-- START Supplied records --
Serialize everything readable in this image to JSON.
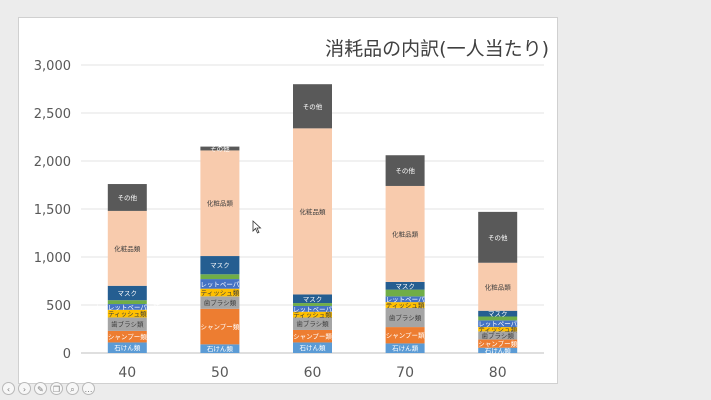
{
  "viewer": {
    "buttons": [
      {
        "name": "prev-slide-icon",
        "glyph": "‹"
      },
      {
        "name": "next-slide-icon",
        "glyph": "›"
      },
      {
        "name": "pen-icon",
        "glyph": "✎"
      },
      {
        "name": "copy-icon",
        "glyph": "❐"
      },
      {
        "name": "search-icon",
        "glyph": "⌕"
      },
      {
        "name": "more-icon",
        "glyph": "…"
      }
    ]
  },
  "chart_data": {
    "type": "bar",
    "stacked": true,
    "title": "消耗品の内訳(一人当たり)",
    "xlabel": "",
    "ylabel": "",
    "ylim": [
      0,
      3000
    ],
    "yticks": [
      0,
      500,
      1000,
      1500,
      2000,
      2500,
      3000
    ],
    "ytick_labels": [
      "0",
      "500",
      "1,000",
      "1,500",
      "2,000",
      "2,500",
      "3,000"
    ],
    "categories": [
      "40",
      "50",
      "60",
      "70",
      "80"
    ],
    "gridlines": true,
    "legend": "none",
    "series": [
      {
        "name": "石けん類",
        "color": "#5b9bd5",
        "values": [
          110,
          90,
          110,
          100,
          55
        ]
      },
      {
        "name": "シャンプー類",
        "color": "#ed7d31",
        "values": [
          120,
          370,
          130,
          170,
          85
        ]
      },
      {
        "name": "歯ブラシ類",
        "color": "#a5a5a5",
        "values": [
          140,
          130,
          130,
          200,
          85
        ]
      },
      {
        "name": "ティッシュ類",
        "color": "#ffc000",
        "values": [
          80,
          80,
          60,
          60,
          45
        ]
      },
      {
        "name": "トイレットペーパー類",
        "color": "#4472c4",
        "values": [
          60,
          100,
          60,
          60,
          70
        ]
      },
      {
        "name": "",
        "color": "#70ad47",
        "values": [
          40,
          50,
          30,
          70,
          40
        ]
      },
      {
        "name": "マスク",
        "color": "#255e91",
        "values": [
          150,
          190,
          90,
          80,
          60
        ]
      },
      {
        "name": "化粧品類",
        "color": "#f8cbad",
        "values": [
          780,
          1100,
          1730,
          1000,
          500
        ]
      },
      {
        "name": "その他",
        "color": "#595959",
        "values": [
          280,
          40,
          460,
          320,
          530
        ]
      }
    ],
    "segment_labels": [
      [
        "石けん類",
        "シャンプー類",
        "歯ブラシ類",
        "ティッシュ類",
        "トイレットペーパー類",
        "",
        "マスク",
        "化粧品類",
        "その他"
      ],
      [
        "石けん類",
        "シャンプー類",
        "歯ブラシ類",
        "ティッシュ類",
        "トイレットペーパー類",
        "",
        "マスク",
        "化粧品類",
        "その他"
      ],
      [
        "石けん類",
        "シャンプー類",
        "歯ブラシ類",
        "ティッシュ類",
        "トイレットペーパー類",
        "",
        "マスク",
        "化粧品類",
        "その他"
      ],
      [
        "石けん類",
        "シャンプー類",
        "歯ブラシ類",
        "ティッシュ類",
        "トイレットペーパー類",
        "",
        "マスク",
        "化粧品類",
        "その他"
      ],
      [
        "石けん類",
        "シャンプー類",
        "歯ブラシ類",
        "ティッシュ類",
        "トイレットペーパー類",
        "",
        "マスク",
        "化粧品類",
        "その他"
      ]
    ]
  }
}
-- END Supplied records --
-- START Supplied records --
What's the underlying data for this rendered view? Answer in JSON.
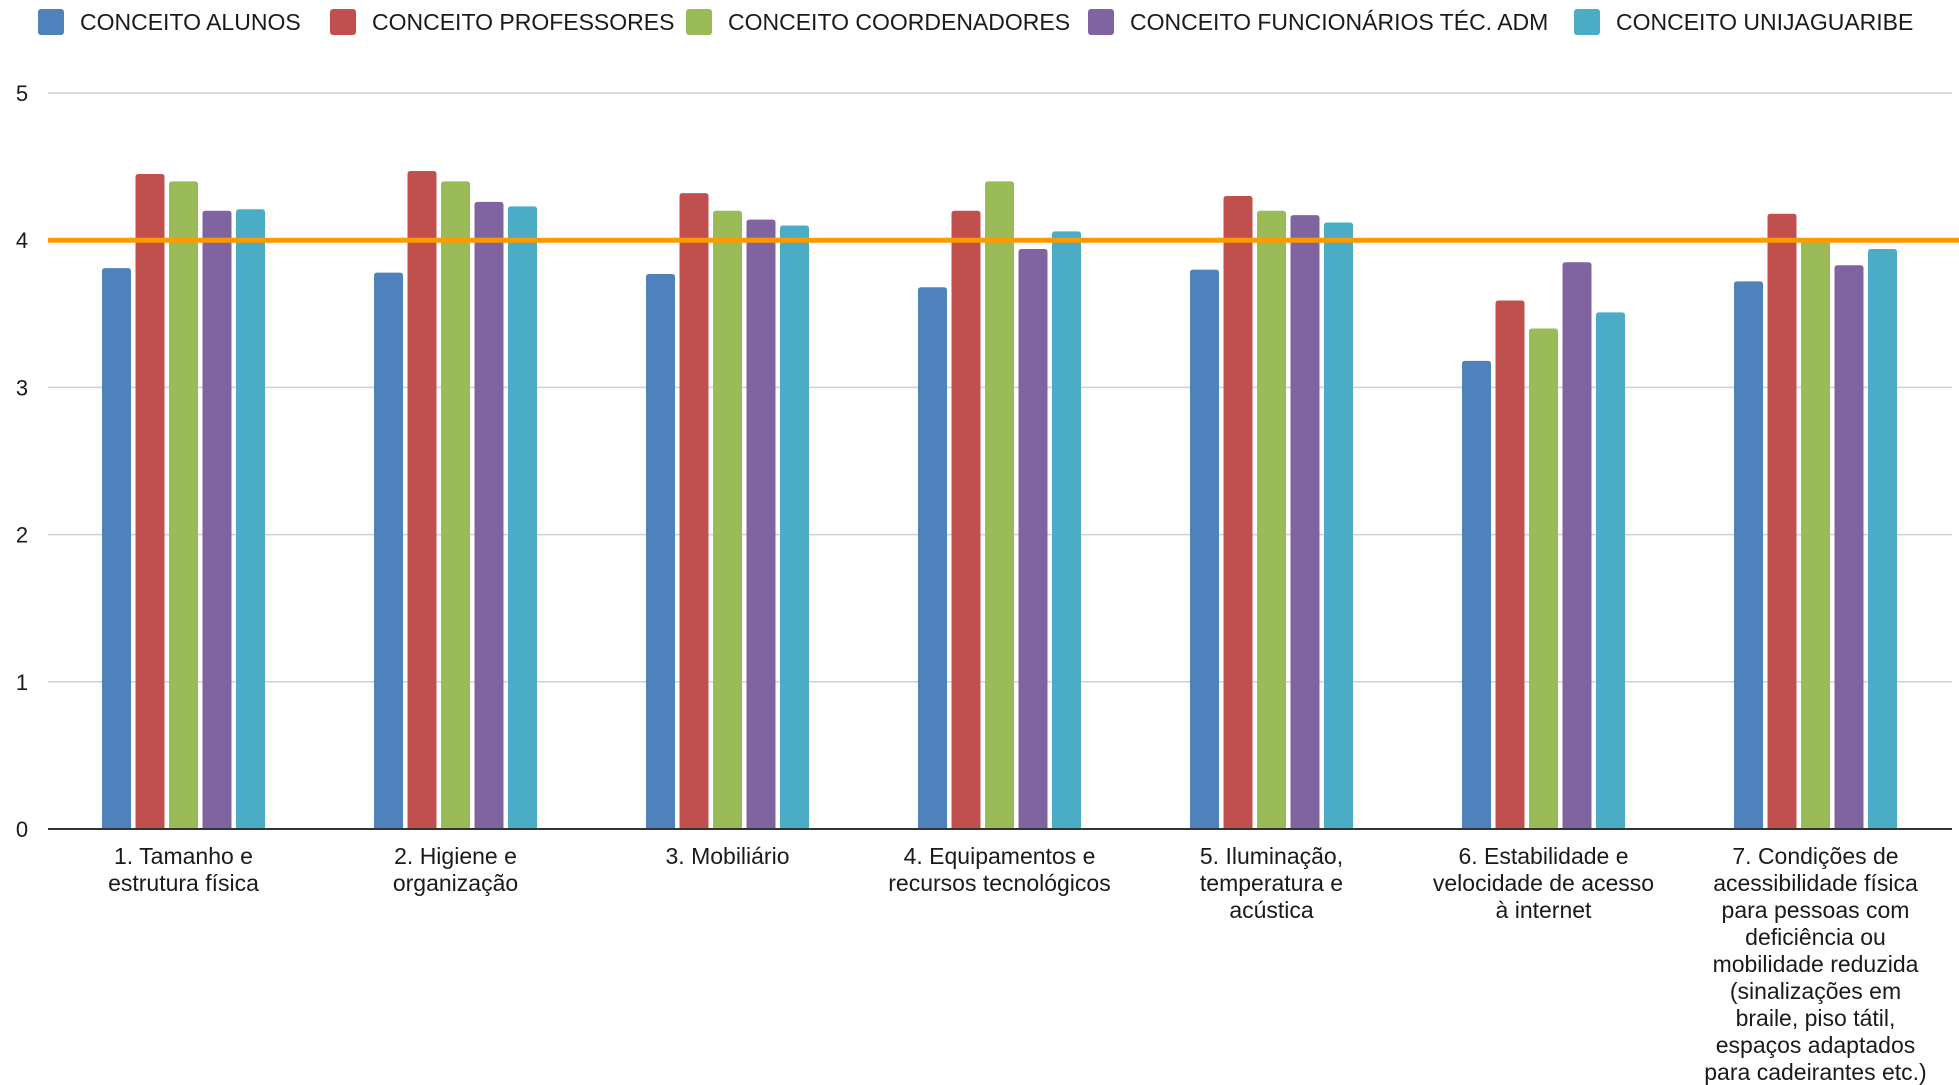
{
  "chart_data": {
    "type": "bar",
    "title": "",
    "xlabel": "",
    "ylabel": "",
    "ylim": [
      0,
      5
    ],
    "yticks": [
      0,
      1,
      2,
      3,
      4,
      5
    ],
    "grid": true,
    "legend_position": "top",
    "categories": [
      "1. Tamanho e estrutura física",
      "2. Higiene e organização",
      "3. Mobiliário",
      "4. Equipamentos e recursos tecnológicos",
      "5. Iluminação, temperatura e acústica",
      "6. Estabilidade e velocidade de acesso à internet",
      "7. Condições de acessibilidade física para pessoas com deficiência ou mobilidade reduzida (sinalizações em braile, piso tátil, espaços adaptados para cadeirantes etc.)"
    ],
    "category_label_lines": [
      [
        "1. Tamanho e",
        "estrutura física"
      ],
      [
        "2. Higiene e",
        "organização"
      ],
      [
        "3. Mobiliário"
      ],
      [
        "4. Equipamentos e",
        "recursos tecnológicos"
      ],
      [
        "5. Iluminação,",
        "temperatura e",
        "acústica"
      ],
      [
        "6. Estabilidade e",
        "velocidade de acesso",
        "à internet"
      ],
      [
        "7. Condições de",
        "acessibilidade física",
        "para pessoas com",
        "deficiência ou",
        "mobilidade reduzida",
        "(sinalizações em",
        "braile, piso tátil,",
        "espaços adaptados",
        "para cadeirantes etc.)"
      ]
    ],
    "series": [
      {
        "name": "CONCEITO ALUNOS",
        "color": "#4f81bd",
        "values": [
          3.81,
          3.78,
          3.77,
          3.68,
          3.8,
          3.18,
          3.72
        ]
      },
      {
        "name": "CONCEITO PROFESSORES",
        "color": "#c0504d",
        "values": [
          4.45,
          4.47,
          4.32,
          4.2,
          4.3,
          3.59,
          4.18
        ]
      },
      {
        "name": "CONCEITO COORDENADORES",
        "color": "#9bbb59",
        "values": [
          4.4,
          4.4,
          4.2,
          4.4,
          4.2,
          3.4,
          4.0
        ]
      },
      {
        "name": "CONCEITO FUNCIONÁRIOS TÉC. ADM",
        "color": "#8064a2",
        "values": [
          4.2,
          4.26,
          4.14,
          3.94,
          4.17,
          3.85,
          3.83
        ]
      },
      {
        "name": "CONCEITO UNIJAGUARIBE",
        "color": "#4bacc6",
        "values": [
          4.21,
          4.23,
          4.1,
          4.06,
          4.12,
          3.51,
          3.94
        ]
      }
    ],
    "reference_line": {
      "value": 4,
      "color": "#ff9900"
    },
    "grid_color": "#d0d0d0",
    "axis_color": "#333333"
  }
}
-- END Supplied records --
-- START Supplied records --
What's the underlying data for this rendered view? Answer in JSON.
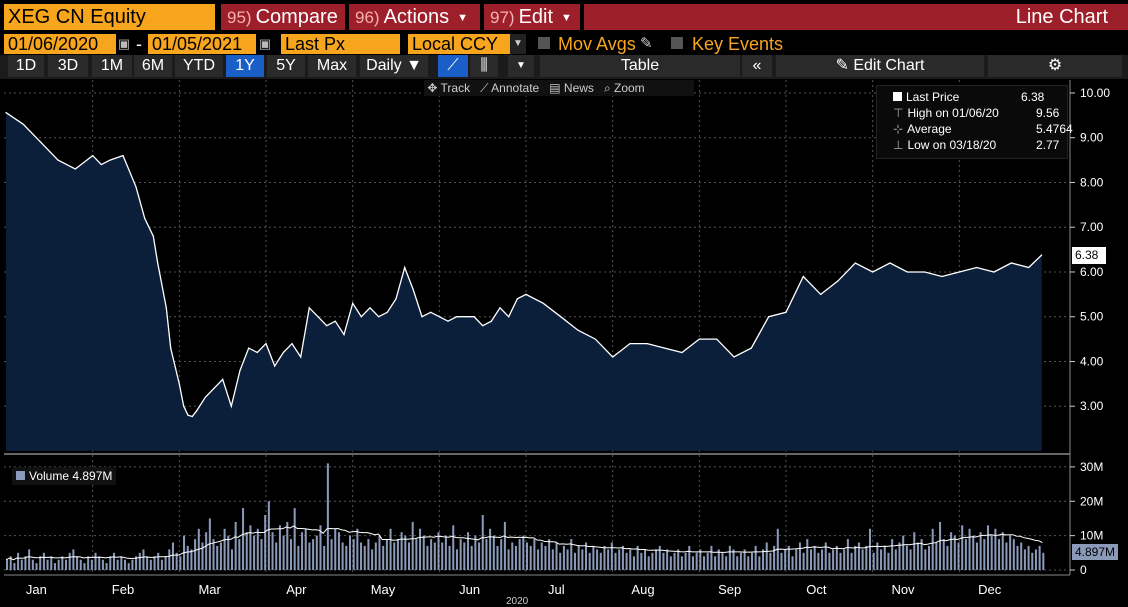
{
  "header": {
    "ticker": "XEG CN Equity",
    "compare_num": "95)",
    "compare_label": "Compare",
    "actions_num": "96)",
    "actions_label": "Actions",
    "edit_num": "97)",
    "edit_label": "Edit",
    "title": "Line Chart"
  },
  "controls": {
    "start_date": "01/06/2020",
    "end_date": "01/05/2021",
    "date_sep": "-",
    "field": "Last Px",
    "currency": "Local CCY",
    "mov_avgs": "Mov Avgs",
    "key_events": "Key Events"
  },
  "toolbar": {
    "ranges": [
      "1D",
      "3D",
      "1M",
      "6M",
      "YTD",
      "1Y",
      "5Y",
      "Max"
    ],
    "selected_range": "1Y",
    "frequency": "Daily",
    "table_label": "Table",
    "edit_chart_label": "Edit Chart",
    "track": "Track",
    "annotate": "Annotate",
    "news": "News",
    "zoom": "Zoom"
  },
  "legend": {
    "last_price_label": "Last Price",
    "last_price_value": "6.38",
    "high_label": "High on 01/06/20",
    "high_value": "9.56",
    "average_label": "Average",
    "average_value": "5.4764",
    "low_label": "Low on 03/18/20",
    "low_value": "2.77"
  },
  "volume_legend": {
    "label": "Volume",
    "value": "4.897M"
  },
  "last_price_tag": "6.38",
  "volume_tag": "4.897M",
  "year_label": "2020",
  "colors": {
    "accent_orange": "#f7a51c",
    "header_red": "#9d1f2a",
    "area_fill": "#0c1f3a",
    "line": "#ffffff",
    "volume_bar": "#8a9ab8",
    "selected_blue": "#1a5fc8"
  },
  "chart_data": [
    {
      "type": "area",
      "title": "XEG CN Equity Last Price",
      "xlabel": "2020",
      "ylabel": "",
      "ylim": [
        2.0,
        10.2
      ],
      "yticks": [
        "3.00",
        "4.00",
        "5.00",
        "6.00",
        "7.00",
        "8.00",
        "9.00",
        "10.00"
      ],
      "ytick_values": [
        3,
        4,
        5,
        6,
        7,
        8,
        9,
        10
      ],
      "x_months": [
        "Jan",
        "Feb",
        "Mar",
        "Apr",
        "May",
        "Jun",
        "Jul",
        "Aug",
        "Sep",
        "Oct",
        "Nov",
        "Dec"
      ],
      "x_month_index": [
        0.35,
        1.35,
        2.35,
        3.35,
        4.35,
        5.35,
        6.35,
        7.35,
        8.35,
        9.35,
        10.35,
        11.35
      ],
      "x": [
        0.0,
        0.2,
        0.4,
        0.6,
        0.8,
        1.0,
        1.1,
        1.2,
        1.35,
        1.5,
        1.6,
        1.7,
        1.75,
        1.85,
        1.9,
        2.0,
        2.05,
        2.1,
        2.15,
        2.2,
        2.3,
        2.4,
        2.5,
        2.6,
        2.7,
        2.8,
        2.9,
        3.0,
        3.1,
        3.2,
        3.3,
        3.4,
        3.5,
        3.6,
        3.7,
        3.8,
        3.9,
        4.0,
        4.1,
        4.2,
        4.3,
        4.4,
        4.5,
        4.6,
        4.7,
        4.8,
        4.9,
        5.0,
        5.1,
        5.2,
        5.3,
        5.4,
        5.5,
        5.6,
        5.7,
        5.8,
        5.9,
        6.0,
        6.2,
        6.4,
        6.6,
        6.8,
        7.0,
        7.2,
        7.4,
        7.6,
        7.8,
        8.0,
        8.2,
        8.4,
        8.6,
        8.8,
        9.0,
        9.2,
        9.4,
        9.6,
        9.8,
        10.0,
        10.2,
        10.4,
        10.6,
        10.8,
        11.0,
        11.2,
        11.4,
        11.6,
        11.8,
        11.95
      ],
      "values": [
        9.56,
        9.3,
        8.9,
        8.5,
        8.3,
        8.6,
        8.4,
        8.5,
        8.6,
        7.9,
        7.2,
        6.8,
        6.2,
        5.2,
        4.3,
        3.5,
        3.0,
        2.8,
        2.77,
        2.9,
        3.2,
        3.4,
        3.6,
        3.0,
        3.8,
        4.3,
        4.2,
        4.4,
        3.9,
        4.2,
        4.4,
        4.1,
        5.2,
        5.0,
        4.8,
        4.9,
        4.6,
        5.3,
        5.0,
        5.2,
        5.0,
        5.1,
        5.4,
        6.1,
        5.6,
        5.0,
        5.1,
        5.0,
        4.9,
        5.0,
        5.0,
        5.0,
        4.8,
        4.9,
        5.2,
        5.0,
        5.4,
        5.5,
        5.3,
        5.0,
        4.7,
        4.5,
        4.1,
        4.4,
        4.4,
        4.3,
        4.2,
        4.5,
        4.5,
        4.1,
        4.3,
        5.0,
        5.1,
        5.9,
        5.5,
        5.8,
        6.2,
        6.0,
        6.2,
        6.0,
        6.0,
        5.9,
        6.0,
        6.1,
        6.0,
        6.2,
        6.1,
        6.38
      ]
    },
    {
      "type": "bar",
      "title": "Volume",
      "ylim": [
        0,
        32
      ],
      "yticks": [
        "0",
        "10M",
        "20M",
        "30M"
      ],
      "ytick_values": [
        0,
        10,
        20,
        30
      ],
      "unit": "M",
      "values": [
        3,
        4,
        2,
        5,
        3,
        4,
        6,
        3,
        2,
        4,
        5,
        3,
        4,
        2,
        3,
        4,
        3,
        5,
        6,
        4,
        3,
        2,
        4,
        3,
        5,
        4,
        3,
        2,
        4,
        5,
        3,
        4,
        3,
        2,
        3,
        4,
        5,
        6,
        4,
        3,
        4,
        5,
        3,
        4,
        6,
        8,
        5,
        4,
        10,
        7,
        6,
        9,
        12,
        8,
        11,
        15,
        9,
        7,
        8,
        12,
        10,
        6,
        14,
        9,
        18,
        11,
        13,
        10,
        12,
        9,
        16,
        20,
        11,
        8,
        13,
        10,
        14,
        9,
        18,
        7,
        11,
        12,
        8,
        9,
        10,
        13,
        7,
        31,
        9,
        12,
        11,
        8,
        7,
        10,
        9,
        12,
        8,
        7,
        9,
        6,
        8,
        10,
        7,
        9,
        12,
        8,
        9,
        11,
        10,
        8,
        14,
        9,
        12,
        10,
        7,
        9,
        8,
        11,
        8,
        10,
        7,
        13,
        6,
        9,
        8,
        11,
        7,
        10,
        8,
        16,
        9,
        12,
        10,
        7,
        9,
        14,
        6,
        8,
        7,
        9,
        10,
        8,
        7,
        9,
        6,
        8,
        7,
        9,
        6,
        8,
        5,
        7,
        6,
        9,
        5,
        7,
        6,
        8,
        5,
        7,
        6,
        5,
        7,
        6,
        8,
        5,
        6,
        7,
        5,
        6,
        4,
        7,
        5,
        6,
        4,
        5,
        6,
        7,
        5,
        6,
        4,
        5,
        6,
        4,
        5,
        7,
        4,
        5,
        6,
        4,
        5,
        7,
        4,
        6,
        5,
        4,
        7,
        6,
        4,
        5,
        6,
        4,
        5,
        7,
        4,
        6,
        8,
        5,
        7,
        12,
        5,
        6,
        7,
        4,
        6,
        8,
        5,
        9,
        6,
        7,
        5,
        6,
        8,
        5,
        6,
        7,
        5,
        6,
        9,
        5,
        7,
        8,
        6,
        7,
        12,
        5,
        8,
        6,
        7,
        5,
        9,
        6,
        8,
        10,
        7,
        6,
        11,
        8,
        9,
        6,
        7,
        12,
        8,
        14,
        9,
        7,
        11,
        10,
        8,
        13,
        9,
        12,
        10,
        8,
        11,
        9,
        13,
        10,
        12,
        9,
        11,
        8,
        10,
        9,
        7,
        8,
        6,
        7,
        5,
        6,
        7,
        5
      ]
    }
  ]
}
-- END Supplied records --
Problem statement => Lines of the material that contain the word "reduzida" are to be gathered.

Answer to this task =>
      "7. Condições de acessibilidade física para pessoas com deficiência ou mobilidade reduzida (sinalizações em braile, piso tátil, espaços adaptados para cadeirantes etc.)"
        "mobilidade reduzida",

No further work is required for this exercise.